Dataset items
## BEGIN

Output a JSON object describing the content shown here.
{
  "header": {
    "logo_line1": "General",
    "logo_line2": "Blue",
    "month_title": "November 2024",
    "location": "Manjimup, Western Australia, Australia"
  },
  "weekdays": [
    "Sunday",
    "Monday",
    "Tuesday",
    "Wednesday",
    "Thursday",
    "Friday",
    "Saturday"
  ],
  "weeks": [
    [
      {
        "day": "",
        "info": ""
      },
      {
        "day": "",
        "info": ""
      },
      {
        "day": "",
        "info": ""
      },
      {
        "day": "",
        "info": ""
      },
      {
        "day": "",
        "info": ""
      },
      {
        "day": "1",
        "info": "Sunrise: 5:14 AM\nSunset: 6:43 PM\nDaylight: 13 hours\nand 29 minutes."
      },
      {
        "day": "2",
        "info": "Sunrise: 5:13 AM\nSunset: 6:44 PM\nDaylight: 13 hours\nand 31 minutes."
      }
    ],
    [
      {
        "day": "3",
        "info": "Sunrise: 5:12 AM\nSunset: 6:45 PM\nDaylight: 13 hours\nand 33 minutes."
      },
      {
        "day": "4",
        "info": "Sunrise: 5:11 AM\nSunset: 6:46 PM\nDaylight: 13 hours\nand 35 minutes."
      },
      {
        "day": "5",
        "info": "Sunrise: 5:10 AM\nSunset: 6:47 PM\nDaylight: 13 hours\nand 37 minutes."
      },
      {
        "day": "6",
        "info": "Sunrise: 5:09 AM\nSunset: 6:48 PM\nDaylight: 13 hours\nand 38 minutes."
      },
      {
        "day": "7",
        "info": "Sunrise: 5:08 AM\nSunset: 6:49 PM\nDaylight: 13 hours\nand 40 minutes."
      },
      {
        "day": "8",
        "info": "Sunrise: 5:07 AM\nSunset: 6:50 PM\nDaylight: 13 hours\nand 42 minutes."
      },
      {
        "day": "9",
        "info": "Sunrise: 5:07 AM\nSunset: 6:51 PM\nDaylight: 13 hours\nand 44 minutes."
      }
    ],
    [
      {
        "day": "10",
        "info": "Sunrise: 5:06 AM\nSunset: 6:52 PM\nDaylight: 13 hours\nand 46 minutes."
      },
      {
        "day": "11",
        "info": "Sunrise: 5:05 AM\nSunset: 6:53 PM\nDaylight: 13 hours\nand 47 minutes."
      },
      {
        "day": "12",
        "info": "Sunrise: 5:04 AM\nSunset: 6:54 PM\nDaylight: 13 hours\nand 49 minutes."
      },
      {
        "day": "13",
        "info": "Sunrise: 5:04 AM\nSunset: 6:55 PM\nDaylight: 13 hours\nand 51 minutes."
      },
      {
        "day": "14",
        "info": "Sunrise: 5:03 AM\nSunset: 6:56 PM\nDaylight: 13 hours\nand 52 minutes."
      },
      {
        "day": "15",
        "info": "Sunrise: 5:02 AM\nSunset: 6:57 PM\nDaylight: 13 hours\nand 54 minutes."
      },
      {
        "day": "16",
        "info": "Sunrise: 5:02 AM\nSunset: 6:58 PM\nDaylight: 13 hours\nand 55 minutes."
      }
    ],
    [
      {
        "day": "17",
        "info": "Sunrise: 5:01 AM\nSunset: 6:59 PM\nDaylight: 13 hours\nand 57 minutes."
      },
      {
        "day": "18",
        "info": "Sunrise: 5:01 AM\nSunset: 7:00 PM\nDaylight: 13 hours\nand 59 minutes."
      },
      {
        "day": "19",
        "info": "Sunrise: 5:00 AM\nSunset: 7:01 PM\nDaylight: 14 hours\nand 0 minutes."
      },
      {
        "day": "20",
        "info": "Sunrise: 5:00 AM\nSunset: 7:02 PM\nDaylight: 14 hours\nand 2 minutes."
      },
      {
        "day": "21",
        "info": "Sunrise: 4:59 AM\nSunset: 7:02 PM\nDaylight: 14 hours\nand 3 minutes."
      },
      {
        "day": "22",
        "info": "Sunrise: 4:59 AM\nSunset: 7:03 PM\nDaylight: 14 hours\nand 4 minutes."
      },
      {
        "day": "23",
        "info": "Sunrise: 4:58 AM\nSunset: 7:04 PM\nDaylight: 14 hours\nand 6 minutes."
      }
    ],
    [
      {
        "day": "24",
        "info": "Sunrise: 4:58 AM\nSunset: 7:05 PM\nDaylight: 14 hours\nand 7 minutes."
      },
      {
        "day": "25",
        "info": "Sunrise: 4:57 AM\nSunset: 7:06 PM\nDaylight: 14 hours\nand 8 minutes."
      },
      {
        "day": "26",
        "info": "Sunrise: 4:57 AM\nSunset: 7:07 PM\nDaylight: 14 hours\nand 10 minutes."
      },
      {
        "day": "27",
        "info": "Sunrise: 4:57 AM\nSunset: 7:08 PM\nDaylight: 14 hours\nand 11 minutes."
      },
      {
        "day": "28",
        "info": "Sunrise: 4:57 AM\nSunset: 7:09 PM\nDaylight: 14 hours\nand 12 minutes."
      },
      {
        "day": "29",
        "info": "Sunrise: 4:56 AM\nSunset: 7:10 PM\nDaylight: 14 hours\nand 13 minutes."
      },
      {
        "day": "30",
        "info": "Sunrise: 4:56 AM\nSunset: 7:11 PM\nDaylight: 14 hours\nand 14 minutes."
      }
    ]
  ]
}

## END

Stated goal
Make an exact copy of the listing, including every line.

Solution for this exercise
Output a JSON object describing the content shown here.
{
  "header": {
    "logo_line1": "General",
    "logo_line2": "Blue",
    "month_title": "November 2024",
    "location": "Manjimup, Western Australia, Australia"
  },
  "weekdays": [
    "Sunday",
    "Monday",
    "Tuesday",
    "Wednesday",
    "Thursday",
    "Friday",
    "Saturday"
  ],
  "weeks": [
    [
      {
        "day": "",
        "info": ""
      },
      {
        "day": "",
        "info": ""
      },
      {
        "day": "",
        "info": ""
      },
      {
        "day": "",
        "info": ""
      },
      {
        "day": "",
        "info": ""
      },
      {
        "day": "1",
        "info": "Sunrise: 5:14 AM\nSunset: 6:43 PM\nDaylight: 13 hours\nand 29 minutes."
      },
      {
        "day": "2",
        "info": "Sunrise: 5:13 AM\nSunset: 6:44 PM\nDaylight: 13 hours\nand 31 minutes."
      }
    ],
    [
      {
        "day": "3",
        "info": "Sunrise: 5:12 AM\nSunset: 6:45 PM\nDaylight: 13 hours\nand 33 minutes."
      },
      {
        "day": "4",
        "info": "Sunrise: 5:11 AM\nSunset: 6:46 PM\nDaylight: 13 hours\nand 35 minutes."
      },
      {
        "day": "5",
        "info": "Sunrise: 5:10 AM\nSunset: 6:47 PM\nDaylight: 13 hours\nand 37 minutes."
      },
      {
        "day": "6",
        "info": "Sunrise: 5:09 AM\nSunset: 6:48 PM\nDaylight: 13 hours\nand 38 minutes."
      },
      {
        "day": "7",
        "info": "Sunrise: 5:08 AM\nSunset: 6:49 PM\nDaylight: 13 hours\nand 40 minutes."
      },
      {
        "day": "8",
        "info": "Sunrise: 5:07 AM\nSunset: 6:50 PM\nDaylight: 13 hours\nand 42 minutes."
      },
      {
        "day": "9",
        "info": "Sunrise: 5:07 AM\nSunset: 6:51 PM\nDaylight: 13 hours\nand 44 minutes."
      }
    ],
    [
      {
        "day": "10",
        "info": "Sunrise: 5:06 AM\nSunset: 6:52 PM\nDaylight: 13 hours\nand 46 minutes."
      },
      {
        "day": "11",
        "info": "Sunrise: 5:05 AM\nSunset: 6:53 PM\nDaylight: 13 hours\nand 47 minutes."
      },
      {
        "day": "12",
        "info": "Sunrise: 5:04 AM\nSunset: 6:54 PM\nDaylight: 13 hours\nand 49 minutes."
      },
      {
        "day": "13",
        "info": "Sunrise: 5:04 AM\nSunset: 6:55 PM\nDaylight: 13 hours\nand 51 minutes."
      },
      {
        "day": "14",
        "info": "Sunrise: 5:03 AM\nSunset: 6:56 PM\nDaylight: 13 hours\nand 52 minutes."
      },
      {
        "day": "15",
        "info": "Sunrise: 5:02 AM\nSunset: 6:57 PM\nDaylight: 13 hours\nand 54 minutes."
      },
      {
        "day": "16",
        "info": "Sunrise: 5:02 AM\nSunset: 6:58 PM\nDaylight: 13 hours\nand 55 minutes."
      }
    ],
    [
      {
        "day": "17",
        "info": "Sunrise: 5:01 AM\nSunset: 6:59 PM\nDaylight: 13 hours\nand 57 minutes."
      },
      {
        "day": "18",
        "info": "Sunrise: 5:01 AM\nSunset: 7:00 PM\nDaylight: 13 hours\nand 59 minutes."
      },
      {
        "day": "19",
        "info": "Sunrise: 5:00 AM\nSunset: 7:01 PM\nDaylight: 14 hours\nand 0 minutes."
      },
      {
        "day": "20",
        "info": "Sunrise: 5:00 AM\nSunset: 7:02 PM\nDaylight: 14 hours\nand 2 minutes."
      },
      {
        "day": "21",
        "info": "Sunrise: 4:59 AM\nSunset: 7:02 PM\nDaylight: 14 hours\nand 3 minutes."
      },
      {
        "day": "22",
        "info": "Sunrise: 4:59 AM\nSunset: 7:03 PM\nDaylight: 14 hours\nand 4 minutes."
      },
      {
        "day": "23",
        "info": "Sunrise: 4:58 AM\nSunset: 7:04 PM\nDaylight: 14 hours\nand 6 minutes."
      }
    ],
    [
      {
        "day": "24",
        "info": "Sunrise: 4:58 AM\nSunset: 7:05 PM\nDaylight: 14 hours\nand 7 minutes."
      },
      {
        "day": "25",
        "info": "Sunrise: 4:57 AM\nSunset: 7:06 PM\nDaylight: 14 hours\nand 8 minutes."
      },
      {
        "day": "26",
        "info": "Sunrise: 4:57 AM\nSunset: 7:07 PM\nDaylight: 14 hours\nand 10 minutes."
      },
      {
        "day": "27",
        "info": "Sunrise: 4:57 AM\nSunset: 7:08 PM\nDaylight: 14 hours\nand 11 minutes."
      },
      {
        "day": "28",
        "info": "Sunrise: 4:57 AM\nSunset: 7:09 PM\nDaylight: 14 hours\nand 12 minutes."
      },
      {
        "day": "29",
        "info": "Sunrise: 4:56 AM\nSunset: 7:10 PM\nDaylight: 14 hours\nand 13 minutes."
      },
      {
        "day": "30",
        "info": "Sunrise: 4:56 AM\nSunset: 7:11 PM\nDaylight: 14 hours\nand 14 minutes."
      }
    ]
  ]
}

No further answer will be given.